● **RECORDS FOR PROCESSING**
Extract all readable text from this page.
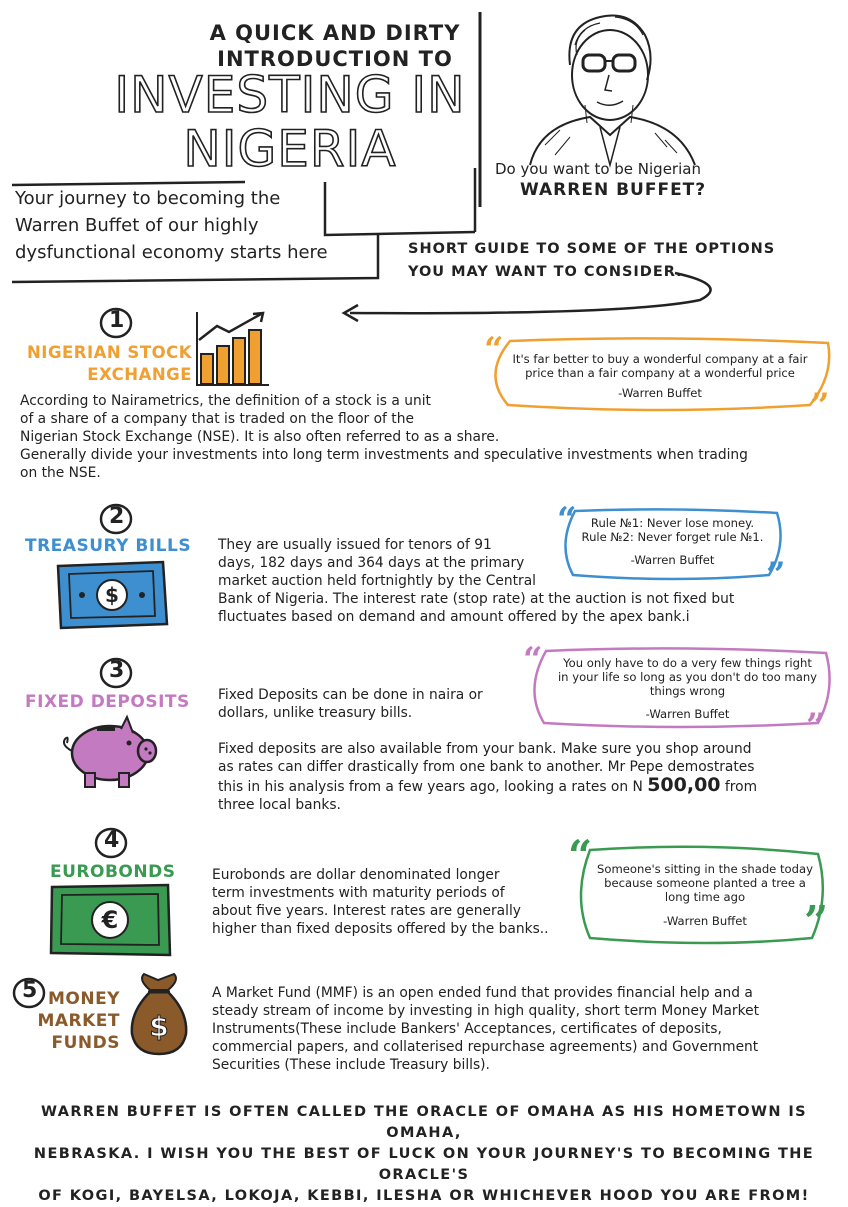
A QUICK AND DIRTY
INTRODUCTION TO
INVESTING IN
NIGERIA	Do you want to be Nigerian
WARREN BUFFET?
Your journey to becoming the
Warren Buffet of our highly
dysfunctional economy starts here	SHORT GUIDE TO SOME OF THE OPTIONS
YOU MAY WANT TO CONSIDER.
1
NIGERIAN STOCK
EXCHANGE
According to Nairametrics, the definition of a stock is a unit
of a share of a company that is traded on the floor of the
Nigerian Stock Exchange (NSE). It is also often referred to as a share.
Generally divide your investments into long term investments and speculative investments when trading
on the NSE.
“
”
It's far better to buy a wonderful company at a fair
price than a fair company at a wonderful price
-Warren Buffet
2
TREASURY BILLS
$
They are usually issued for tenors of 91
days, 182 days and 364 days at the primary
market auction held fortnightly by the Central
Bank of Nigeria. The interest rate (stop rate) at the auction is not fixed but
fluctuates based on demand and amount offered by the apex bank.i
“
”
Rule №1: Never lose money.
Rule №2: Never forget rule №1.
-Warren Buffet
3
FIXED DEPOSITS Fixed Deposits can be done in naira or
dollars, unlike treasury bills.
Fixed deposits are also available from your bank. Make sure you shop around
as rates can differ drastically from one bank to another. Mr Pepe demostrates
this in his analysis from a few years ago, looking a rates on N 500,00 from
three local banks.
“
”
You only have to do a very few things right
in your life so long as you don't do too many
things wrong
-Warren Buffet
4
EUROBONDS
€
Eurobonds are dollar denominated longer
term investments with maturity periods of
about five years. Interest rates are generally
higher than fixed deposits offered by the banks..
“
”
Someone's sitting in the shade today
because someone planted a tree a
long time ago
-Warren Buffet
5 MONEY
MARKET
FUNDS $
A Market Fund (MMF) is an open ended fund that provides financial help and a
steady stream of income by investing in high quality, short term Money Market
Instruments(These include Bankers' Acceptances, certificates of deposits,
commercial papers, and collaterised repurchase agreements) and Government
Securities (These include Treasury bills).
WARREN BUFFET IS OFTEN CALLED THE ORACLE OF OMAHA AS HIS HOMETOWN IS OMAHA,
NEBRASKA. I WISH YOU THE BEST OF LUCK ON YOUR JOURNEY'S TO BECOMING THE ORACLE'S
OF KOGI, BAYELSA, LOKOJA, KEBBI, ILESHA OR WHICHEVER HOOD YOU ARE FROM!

● **INSTRUCTION**
Print every entry above again without changing a word, and omit the pictures.

● **FULL RESPONSE**
Extract all readable text from this page.
A QUICK AND DIRTY
INTRODUCTION TO
INVESTING IN
NIGERIA	Do you want to be Nigerian
WARREN BUFFET?
Your journey to becoming the
Warren Buffet of our highly
dysfunctional economy starts here	SHORT GUIDE TO SOME OF THE OPTIONS
YOU MAY WANT TO CONSIDER.
1
NIGERIAN STOCK
EXCHANGE
According to Nairametrics, the definition of a stock is a unit
of a share of a company that is traded on the floor of the
Nigerian Stock Exchange (NSE). It is also often referred to as a share.
Generally divide your investments into long term investments and speculative investments when trading
on the NSE.
“
”
It's far better to buy a wonderful company at a fair
price than a fair company at a wonderful price
-Warren Buffet
2
TREASURY BILLS
$
They are usually issued for tenors of 91
days, 182 days and 364 days at the primary
market auction held fortnightly by the Central
Bank of Nigeria. The interest rate (stop rate) at the auction is not fixed but
fluctuates based on demand and amount offered by the apex bank.i
“
”
Rule №1: Never lose money.
Rule №2: Never forget rule №1.
-Warren Buffet
3
FIXED DEPOSITS Fixed Deposits can be done in naira or
dollars, unlike treasury bills.
Fixed deposits are also available from your bank. Make sure you shop around
as rates can differ drastically from one bank to another. Mr Pepe demostrates
this in his analysis from a few years ago, looking a rates on N 500,00 from
three local banks.
“
”
You only have to do a very few things right
in your life so long as you don't do too many
things wrong
-Warren Buffet
4
EUROBONDS
€
Eurobonds are dollar denominated longer
term investments with maturity periods of
about five years. Interest rates are generally
higher than fixed deposits offered by the banks..
“
”
Someone's sitting in the shade today
because someone planted a tree a
long time ago
-Warren Buffet
5 MONEY
MARKET
FUNDS $
A Market Fund (MMF) is an open ended fund that provides financial help and a
steady stream of income by investing in high quality, short term Money Market
Instruments(These include Bankers' Acceptances, certificates of deposits,
commercial papers, and collaterised repurchase agreements) and Government
Securities (These include Treasury bills).
WARREN BUFFET IS OFTEN CALLED THE ORACLE OF OMAHA AS HIS HOMETOWN IS OMAHA,
NEBRASKA. I WISH YOU THE BEST OF LUCK ON YOUR JOURNEY'S TO BECOMING THE ORACLE'S
OF KOGI, BAYELSA, LOKOJA, KEBBI, ILESHA OR WHICHEVER HOOD YOU ARE FROM!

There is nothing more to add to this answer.